**TASK TO CARRY OUT**
Pull out every line of the listing below where "estavilizador" appears.

**RECORD EXTRACTS**
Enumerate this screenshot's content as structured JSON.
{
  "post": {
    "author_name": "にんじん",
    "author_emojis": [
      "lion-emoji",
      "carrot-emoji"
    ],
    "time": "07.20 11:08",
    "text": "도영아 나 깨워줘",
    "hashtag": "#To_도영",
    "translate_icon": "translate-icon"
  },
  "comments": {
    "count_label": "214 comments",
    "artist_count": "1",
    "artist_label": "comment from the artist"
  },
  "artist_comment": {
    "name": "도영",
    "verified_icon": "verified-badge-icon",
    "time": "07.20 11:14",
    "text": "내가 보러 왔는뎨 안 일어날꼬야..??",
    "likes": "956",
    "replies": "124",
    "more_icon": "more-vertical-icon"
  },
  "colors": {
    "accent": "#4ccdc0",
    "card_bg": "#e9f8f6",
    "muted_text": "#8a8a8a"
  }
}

* * *

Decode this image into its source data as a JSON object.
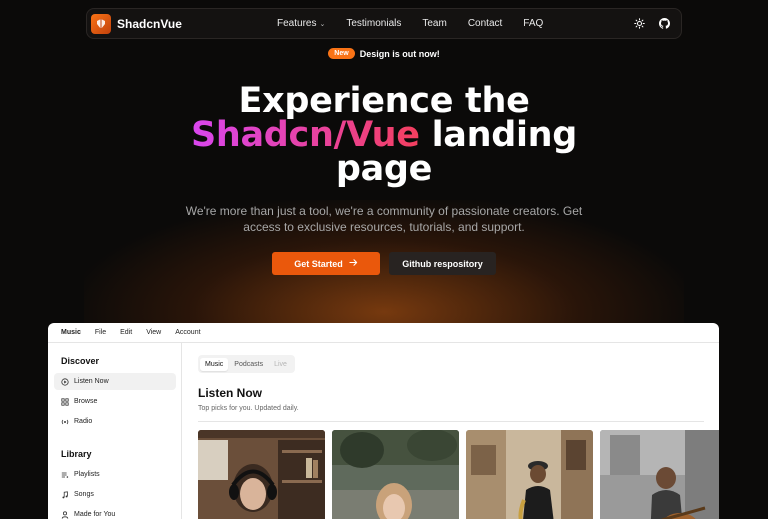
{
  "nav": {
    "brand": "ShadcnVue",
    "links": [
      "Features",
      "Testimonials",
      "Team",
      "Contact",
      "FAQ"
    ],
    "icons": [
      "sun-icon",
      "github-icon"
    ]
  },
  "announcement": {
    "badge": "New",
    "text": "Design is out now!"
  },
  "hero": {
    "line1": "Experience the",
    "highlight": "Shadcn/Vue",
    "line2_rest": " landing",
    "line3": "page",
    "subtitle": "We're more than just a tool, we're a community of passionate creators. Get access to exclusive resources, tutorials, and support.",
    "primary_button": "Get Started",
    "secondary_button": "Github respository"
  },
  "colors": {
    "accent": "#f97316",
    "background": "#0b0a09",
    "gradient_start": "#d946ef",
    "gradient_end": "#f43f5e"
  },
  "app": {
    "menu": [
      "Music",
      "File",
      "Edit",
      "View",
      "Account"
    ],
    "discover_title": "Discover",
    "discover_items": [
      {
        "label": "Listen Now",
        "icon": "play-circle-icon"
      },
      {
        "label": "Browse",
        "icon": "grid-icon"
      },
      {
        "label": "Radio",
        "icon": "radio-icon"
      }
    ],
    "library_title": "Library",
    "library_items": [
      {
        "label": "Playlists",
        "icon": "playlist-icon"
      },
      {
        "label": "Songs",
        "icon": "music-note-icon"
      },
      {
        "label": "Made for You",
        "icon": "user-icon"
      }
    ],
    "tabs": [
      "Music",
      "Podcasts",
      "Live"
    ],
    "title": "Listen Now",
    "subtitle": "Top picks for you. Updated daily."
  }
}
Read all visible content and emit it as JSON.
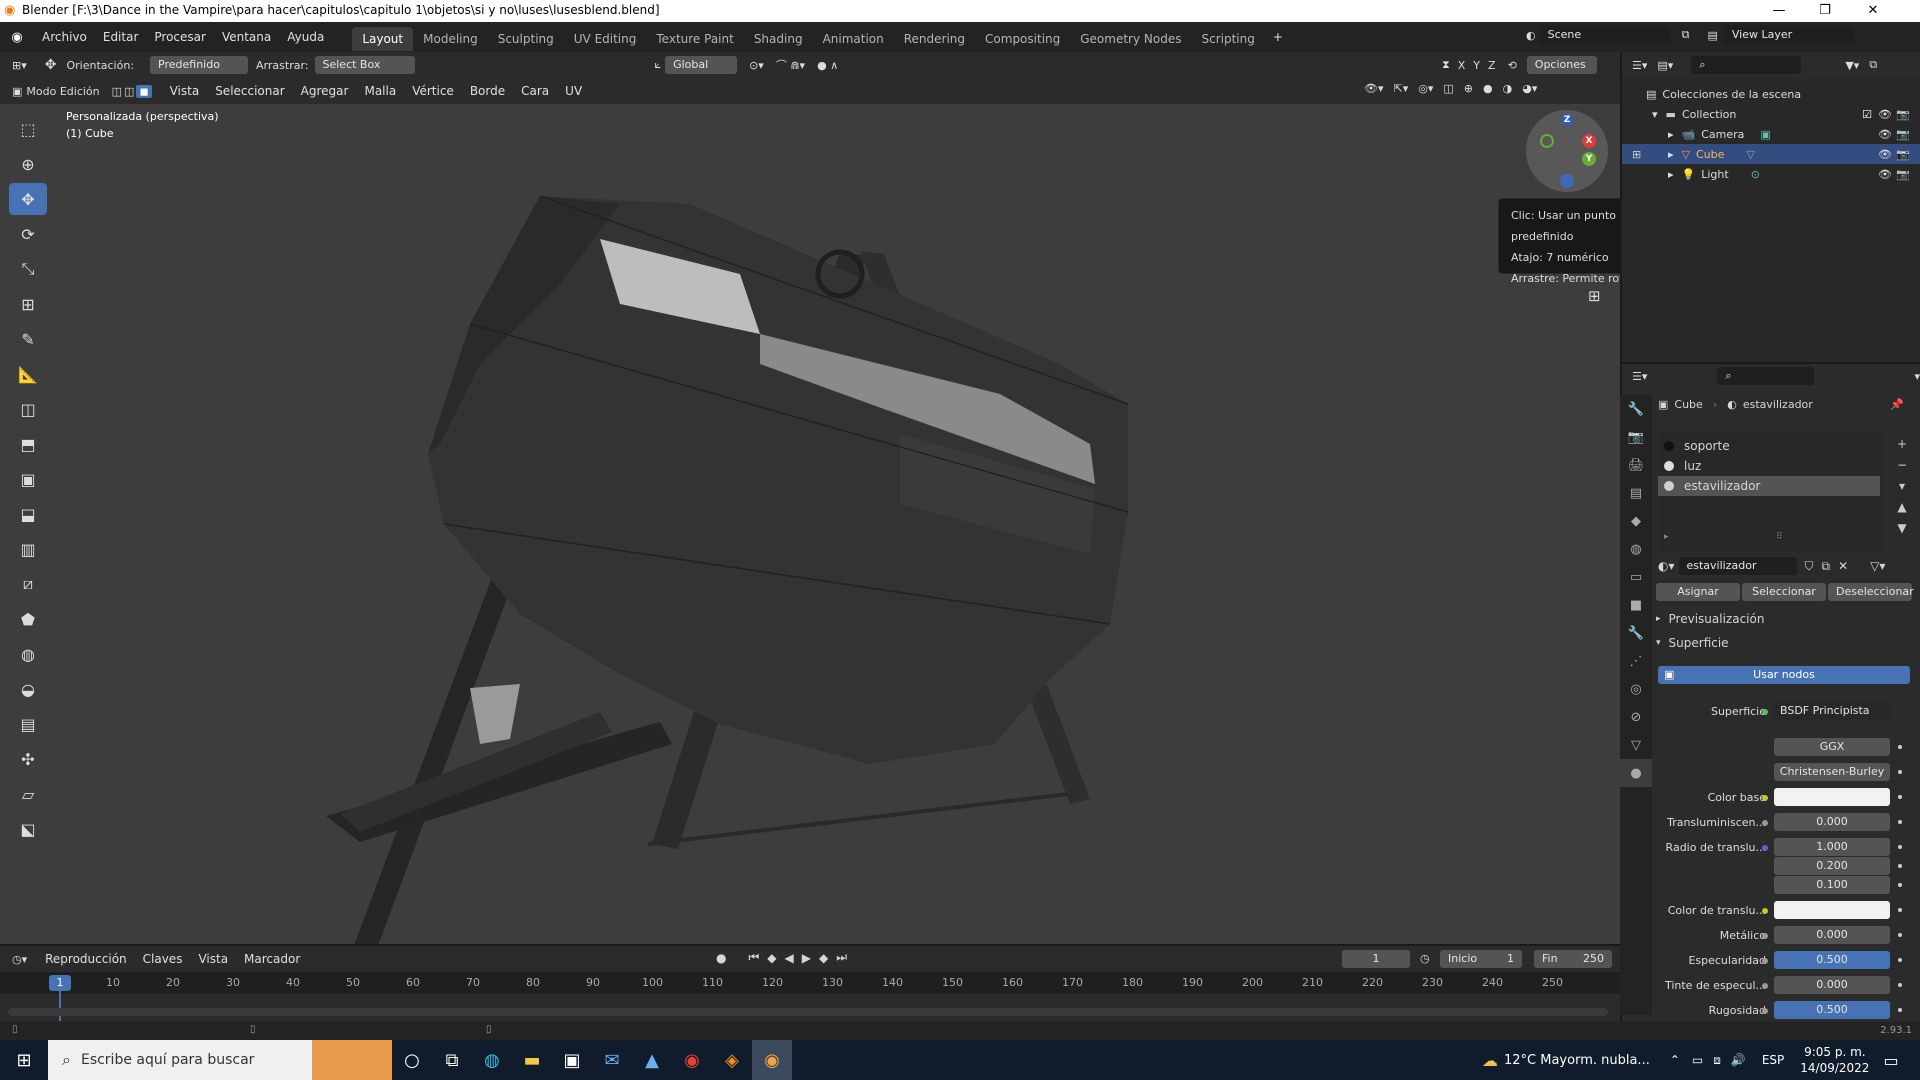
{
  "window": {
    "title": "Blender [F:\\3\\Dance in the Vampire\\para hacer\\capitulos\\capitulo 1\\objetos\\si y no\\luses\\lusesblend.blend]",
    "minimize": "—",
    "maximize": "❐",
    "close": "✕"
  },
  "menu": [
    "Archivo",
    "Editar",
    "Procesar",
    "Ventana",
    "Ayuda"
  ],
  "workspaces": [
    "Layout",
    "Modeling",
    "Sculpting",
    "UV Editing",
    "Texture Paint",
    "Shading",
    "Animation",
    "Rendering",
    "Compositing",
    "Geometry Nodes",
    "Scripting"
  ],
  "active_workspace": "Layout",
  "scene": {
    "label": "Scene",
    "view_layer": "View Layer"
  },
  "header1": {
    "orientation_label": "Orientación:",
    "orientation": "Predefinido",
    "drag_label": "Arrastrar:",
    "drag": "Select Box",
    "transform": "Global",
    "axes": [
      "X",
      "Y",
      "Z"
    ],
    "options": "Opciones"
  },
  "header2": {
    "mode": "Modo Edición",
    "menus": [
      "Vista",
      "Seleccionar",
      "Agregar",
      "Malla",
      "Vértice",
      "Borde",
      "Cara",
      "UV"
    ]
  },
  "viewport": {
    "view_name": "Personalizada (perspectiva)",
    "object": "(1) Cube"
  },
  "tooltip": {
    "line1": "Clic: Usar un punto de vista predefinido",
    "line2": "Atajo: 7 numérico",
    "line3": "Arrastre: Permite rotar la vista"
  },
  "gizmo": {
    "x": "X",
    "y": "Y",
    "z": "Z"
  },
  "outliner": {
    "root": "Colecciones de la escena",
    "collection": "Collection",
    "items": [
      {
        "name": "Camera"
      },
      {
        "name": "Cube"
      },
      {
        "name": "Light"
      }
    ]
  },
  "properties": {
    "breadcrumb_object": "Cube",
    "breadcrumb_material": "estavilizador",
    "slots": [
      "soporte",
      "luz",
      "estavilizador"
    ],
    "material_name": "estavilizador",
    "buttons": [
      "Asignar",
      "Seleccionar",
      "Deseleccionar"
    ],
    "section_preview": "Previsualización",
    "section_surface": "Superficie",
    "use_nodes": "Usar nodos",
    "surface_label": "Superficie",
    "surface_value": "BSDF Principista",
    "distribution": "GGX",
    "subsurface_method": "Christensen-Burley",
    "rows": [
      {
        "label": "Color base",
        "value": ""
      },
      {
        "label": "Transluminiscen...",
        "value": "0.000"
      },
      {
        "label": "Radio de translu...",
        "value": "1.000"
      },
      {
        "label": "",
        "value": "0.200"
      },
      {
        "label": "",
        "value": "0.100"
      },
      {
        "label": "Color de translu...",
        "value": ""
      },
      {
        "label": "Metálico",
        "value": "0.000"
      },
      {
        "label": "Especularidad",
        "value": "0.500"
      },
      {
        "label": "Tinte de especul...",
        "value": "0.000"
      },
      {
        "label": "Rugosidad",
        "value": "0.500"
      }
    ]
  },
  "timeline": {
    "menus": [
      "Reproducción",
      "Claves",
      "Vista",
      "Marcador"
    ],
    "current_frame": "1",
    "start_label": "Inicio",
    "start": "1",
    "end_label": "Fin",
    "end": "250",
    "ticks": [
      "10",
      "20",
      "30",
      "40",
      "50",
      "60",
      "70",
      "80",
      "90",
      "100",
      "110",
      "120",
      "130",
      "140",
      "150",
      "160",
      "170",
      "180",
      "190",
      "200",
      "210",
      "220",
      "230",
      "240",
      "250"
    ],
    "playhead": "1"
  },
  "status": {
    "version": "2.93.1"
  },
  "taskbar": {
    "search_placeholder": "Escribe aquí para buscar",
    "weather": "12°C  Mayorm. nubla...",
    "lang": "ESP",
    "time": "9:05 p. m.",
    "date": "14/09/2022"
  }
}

**COMPLETE ANSWER**
    "breadcrumb_material": "estavilizador",
      "estavilizador"
    "material_name": "estavilizador",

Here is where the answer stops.